··· Data supplied ···

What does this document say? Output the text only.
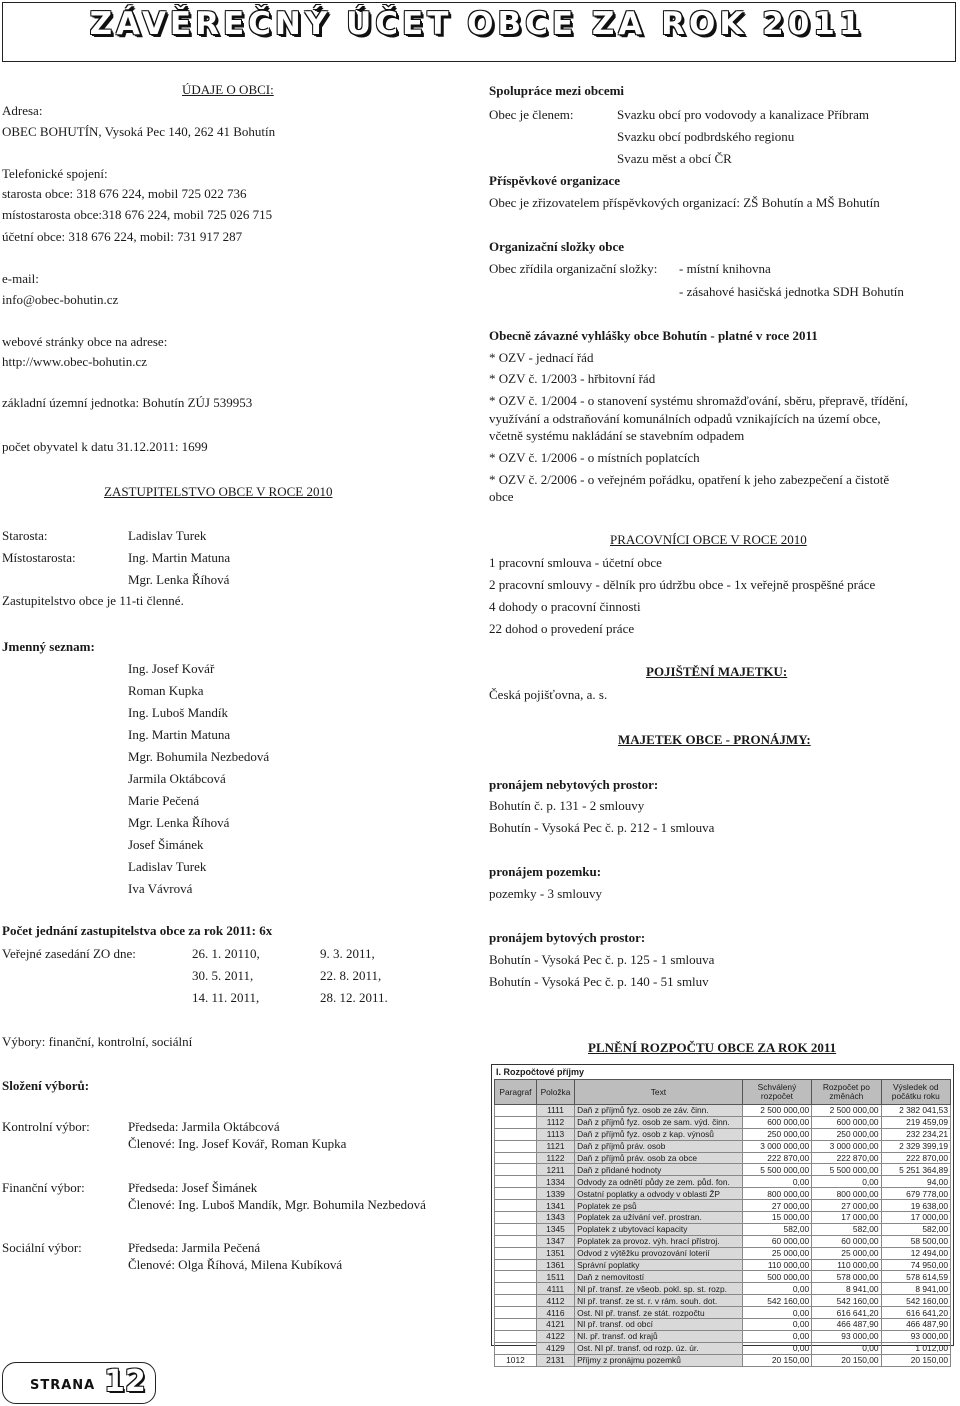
ZÁVĚREČNÝ ÚČET OBCE ZA ROK 2011
ÚDAJE O OBCI:
Adresa:
OBEC BOHUTÍN, Vysoká Pec 140, 262 41 Bohutín
Telefonické spojení:
starosta obce: 318 676 224, mobil 725 022 736
místostarosta obce:318 676 224, mobil 725 026 715
účetní obce: 318 676 224, mobil: 731 917 287
e-mail:
info@obec-bohutin.cz
webové stránky obce na adrese:
http://www.obec-bohutin.cz
základní územní jednotka: Bohutín ZÚJ 539953
počet obyvatel k datu 31.12.2011: 1699
ZASTUPITELSTVO OBCE V ROCE 2010
Starosta:	Ladislav Turek
Místostarosta:	Ing. Martin Matuna
Mgr. Lenka Říhová
Zastupitelstvo obce je 11-ti členné.
Jmenný seznam:
Ing. Josef Kovář
Roman Kupka
Ing. Luboš Mandík
Ing. Martin Matuna
Mgr. Bohumila Nezbedová
Jarmila Oktábcová
Marie Pečená
Mgr. Lenka Říhová
Josef Šimánek
Ladislav Turek
Iva Vávrová
Počet jednání zastupitelstva obce za rok 2011: 6x
Veřejné zasedání ZO dne:	26. 1. 20110,	9. 3. 2011,
30. 5. 2011,	22. 8. 2011,
14. 11. 2011,	28. 12. 2011.
Výbory: finanční, kontrolní, sociální
Složení výborů:
Kontrolní výbor:	Předseda: Jarmila Oktábcová
Členové: Ing. Josef Kovář, Roman Kupka
Finanční výbor:	Předseda: Josef Šimánek
Členové: Ing. Luboš Mandík, Mgr. Bohumila Nezbedová
Sociální výbor:	Předseda: Jarmila Pečená
Členové: Olga Říhová, Milena Kubíková
Spolupráce mezi obcemi
Obec je členem:	Svazku obcí pro vodovody a kanalizace Příbram
Svazku obcí podbrdského regionu
Svazu měst a obcí ČR
Příspěvkové organizace
Obec je zřizovatelem příspěvkových organizací: ZŠ Bohutín a MŠ Bohutín
Organizační složky obce
Obec zřídila organizační složky: - místní knihovna
- zásahové hasičská jednotka SDH Bohutín
Obecně závazné vyhlášky obce Bohutín - platné v roce 2011
* OZV - jednací řád
* OZV č. 1/2003 - hřbitovní řád
* OZV č. 1/2004 - o stanovení systému shromažďování, sběru, přepravě, třídění,
využívání a odstraňování komunálních odpadů vznikajících na území obce,
včetně systému nakládání se stavebním odpadem
* OZV č. 1/2006 - o místních poplatcích
* OZV č. 2/2006 - o veřejném pořádku, opatření k jeho zabezpečení a čistotě
obce
PRACOVNÍCI OBCE V ROCE 2010
1 pracovní smlouva - účetní obce
2 pracovní smlouvy - dělník pro údržbu obce - 1x veřejně prospěšné práce
4 dohody o pracovní činnosti
22 dohod o provedení práce
POJIŠTĚNÍ MAJETKU:
Česká pojišťovna, a. s.
MAJETEK OBCE - PRONÁJMY:
pronájem nebytových prostor:
Bohutín č. p. 131 - 2 smlouvy
Bohutín - Vysoká Pec č. p. 212 - 1 smlouva
pronájem pozemku:
pozemky - 3 smlouvy
pronájem bytových prostor:
Bohutín - Vysoká Pec č. p. 125 - 1 smlouva
Bohutín - Vysoká Pec č. p. 140 - 51 smluv
PLNĚNÍ ROZPOČTU OBCE ZA ROK 2011
I. Rozpočtové příjmy
Paragraf	Položka	Text	Schválený rozpočet	Rozpočet po změnách	Výsledek od počátku roku
	1111	Daň z příjmů fyz. osob ze záv. činn.	2 500 000,00	2 500 000,00	2 382 041,53
	1112	Daň z příjmů fyz. osob ze sam. výd. činn.	600 000,00	600 000,00	219 459,09
	1113	Daň z příjmů fyz. osob z kap. výnosů	250 000,00	250 000,00	232 234,21
	1121	Daň z příjmů práv. osob	3 000 000,00	3 000 000,00	2 329 399,19
	1122	Daň z příjmů práv. osob za obce	222 870,00	222 870,00	222 870,00
	1211	Daň z přidané hodnoty	5 500 000,00	5 500 000,00	5 251 364,89
	1334	Odvody za odnětí půdy ze zem. půd. fon.	0,00	0,00	94,00
	1339	Ostatní poplatky a odvody v oblasti ŽP	800 000,00	800 000,00	679 778,00
	1341	Poplatek ze psů	27 000,00	27 000,00	19 638,00
	1343	Poplatek za užívání veř. prostran.	15 000,00	17 000,00	17 000,00
	1345	Poplatek z ubytovací kapacity	582,00	582,00	582,00
	1347	Poplatek za provoz. výh. hrací přístroj.	60 000,00	60 000,00	58 500,00
	1351	Odvod z výtěžku provozování loterií	25 000,00	25 000,00	12 494,00
	1361	Správní poplatky	110 000,00	110 000,00	74 950,00
	1511	Daň z nemovitostí	500 000,00	578 000,00	578 614,59
	4111	NI př. transf. ze všeob. pokl. sp. st. rozp.	0,00	8 941,00	8 941,00
	4112	NI př. transf. ze st. r. v rám. souh. dot.	542 160,00	542 160,00	542 160,00
	4116	Ost. NI př. transf. ze stát. rozpočtu	0,00	616 641,20	616 641,20
	4121	NI př. transf. od obcí	0,00	466 487,90	466 487,90
	4122	NI. př. transf. od krajů	0,00	93 000,00	93 000,00
	4129	Ost. NI př. transf. od rozp. úz. úr.	0,00	0,00	1 012,00
1012	2131	Příjmy z pronájmu pozemků	20 150,00	20 150,00	20 150,00
STRANA 12
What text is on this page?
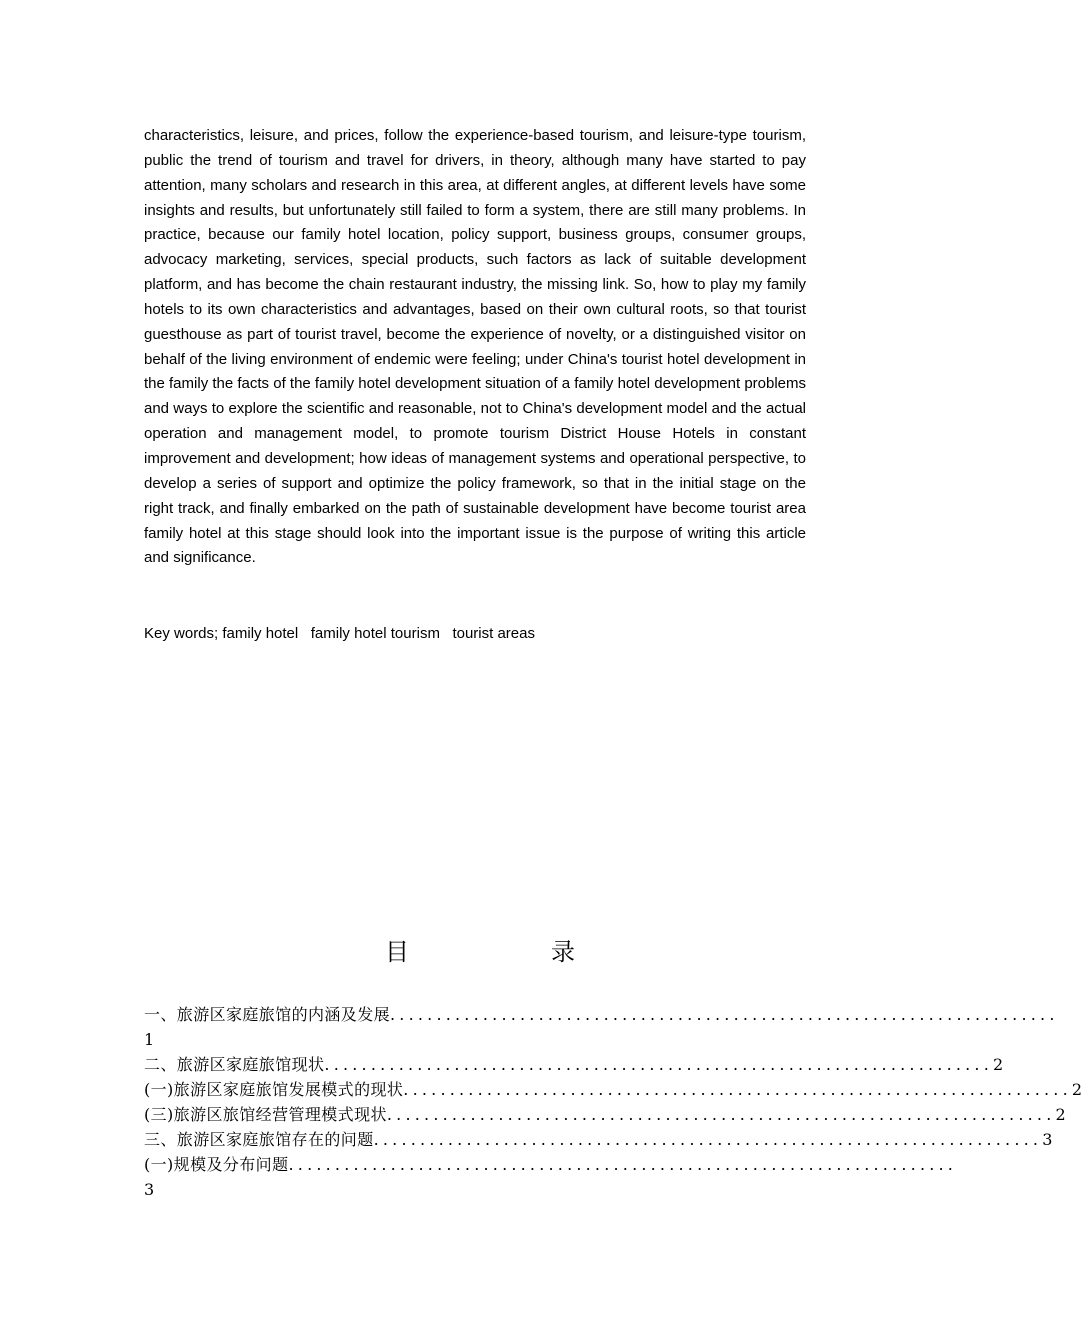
characteristics, leisure, and prices, follow the experience-based tourism, and leisure-type tourism, public the trend of tourism and travel for drivers, in theory, although many have started to pay attention, many scholars and research in this area, at different angles, at different levels have some insights and results, but unfortunately still failed to form a system, there are still many problems. In practice, because our family hotel location, policy support, business groups, consumer groups, advocacy marketing, services, special products, such factors as lack of suitable development platform, and has become the chain restaurant industry, the missing link. So, how to play my family hotels to its own characteristics and advantages, based on their own cultural roots, so that tourist guesthouse as part of tourist travel, become the experience of novelty, or a distinguished visitor on behalf of the living environment of endemic were feeling; under China's tourist hotel development in the family the facts of the family hotel development situation of a family hotel development problems and ways to explore the scientific and reasonable, not to China's development model and the actual operation and management model, to promote tourism District House Hotels in constant improvement and development; how ideas of management systems and operational perspective, to develop a series of support and optimize the policy framework, so that in the initial stage on the right track, and finally embarked on the path of sustainable development have become tourist area family hotel at this stage should look into the important issue is the purpose of writing this article and significance.

Key words; family hotel   family hotel tourism   tourist areas

目	录
一、旅游区家庭旅馆的内涵及发展 ........................................................................
1
二、旅游区家庭旅馆现状 ........................................................................ 2
(一)旅游区家庭旅馆发展模式的现状 ........................................................................ 2
(三)旅游区旅馆经营管理模式现状 ........................................................................ 2
三、旅游区家庭旅馆存在的问题 ........................................................................ 3
(一)规模及分布问题 ........................................................................
3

···

_What you will do:_ Consider the entries above and return each line with the string "Svazku".

_Task output:_
Obec je členem:	Svazku obcí pro vodovody a kanalizace Příbram
Svazku obcí podbrdského regionu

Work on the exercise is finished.